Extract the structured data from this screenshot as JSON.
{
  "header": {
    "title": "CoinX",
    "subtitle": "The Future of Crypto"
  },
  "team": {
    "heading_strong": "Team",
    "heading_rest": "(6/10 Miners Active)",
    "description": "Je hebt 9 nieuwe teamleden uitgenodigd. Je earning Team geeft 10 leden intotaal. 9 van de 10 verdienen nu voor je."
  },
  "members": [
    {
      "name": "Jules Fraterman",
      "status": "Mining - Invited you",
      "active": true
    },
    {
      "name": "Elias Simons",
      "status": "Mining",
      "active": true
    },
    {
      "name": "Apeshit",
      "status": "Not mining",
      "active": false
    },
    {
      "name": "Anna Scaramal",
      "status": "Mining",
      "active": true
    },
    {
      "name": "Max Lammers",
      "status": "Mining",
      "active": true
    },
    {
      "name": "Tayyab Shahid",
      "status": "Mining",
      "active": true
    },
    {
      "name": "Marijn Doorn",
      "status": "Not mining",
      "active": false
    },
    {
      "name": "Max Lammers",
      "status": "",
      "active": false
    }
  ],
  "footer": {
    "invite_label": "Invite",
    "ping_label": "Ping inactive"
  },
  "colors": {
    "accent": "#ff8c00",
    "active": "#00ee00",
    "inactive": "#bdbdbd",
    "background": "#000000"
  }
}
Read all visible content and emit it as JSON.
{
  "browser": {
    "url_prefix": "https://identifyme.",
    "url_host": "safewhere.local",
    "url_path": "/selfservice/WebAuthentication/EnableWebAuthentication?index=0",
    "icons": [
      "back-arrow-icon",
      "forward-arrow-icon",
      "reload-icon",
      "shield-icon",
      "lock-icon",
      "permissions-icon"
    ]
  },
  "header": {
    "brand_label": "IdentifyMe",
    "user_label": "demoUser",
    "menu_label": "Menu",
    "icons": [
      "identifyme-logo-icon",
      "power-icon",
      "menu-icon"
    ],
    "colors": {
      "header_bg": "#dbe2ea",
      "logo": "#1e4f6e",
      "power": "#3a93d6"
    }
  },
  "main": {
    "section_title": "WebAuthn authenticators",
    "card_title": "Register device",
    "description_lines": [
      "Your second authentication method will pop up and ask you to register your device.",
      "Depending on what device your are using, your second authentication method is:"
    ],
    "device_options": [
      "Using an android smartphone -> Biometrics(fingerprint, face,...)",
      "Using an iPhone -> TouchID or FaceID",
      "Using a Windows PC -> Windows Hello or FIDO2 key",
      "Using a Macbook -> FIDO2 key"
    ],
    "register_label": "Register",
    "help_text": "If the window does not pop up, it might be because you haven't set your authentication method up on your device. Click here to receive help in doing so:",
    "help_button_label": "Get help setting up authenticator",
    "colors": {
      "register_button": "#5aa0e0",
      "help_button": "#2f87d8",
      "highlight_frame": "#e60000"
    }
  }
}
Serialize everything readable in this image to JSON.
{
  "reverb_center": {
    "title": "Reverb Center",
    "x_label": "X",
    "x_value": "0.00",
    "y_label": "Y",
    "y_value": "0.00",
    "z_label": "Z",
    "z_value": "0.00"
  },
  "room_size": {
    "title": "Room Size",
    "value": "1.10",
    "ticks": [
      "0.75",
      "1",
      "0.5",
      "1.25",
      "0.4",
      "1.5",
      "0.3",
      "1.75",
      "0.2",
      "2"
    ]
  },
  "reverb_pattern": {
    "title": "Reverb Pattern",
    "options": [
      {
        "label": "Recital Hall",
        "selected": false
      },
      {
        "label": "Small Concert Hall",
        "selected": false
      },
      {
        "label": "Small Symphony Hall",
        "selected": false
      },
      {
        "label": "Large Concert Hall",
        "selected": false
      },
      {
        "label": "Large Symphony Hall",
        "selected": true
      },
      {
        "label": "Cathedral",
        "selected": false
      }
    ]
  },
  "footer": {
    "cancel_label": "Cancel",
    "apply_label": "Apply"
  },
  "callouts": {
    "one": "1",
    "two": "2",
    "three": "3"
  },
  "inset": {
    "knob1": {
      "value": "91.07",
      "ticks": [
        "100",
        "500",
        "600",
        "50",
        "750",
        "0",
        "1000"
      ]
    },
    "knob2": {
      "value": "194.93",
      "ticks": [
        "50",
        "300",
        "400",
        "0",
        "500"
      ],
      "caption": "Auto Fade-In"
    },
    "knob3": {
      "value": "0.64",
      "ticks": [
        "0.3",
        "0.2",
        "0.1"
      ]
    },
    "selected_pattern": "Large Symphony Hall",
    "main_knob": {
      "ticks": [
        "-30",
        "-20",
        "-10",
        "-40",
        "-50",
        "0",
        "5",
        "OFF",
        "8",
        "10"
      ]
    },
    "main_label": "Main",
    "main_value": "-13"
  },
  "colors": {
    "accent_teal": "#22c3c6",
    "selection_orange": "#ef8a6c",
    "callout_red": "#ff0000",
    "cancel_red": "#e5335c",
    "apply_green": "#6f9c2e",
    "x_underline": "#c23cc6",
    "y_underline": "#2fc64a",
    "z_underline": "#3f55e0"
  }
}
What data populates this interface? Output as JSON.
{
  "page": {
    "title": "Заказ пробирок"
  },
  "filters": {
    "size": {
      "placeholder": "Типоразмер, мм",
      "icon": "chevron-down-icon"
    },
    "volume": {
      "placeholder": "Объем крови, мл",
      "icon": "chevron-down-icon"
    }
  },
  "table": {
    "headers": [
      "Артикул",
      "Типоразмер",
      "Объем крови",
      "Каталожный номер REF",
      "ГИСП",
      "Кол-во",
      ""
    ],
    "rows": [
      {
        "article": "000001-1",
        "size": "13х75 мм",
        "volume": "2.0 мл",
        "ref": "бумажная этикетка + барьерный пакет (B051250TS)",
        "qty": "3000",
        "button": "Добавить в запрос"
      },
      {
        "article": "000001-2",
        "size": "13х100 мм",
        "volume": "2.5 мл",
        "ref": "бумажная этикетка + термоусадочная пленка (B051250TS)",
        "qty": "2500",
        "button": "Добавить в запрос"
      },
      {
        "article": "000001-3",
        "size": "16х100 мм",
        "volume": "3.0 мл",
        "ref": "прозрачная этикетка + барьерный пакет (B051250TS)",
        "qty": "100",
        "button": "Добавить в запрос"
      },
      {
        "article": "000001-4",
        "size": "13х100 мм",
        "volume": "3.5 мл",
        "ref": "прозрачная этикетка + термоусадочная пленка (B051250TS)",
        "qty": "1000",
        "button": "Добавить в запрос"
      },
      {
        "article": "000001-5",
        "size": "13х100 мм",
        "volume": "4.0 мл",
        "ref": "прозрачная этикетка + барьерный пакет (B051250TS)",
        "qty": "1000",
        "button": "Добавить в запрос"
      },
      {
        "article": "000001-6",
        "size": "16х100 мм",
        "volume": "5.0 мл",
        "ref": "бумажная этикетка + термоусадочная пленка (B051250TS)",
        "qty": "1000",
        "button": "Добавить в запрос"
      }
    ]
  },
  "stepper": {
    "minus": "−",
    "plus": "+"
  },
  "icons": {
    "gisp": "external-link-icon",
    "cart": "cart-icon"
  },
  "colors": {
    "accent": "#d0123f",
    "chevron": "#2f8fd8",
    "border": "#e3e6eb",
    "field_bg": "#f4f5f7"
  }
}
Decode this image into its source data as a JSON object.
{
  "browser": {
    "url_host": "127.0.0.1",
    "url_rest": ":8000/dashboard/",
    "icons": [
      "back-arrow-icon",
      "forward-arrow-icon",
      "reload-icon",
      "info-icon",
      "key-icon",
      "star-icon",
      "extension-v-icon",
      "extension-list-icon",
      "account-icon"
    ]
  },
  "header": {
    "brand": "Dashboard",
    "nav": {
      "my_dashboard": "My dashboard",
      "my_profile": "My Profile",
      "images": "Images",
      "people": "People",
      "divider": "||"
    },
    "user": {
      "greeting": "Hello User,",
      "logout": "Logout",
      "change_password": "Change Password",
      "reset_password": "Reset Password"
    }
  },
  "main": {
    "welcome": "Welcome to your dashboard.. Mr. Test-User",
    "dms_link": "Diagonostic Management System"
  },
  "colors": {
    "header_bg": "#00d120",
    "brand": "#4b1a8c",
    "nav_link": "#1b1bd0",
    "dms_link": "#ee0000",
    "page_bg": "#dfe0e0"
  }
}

····················

* Problem requirements
Copy out each line in the preceding records that contains "second".

* Complete response
      "Your second authentication method will pop up and ask you to register your device.",
      "Depending on what device your are using, your second authentication method is:"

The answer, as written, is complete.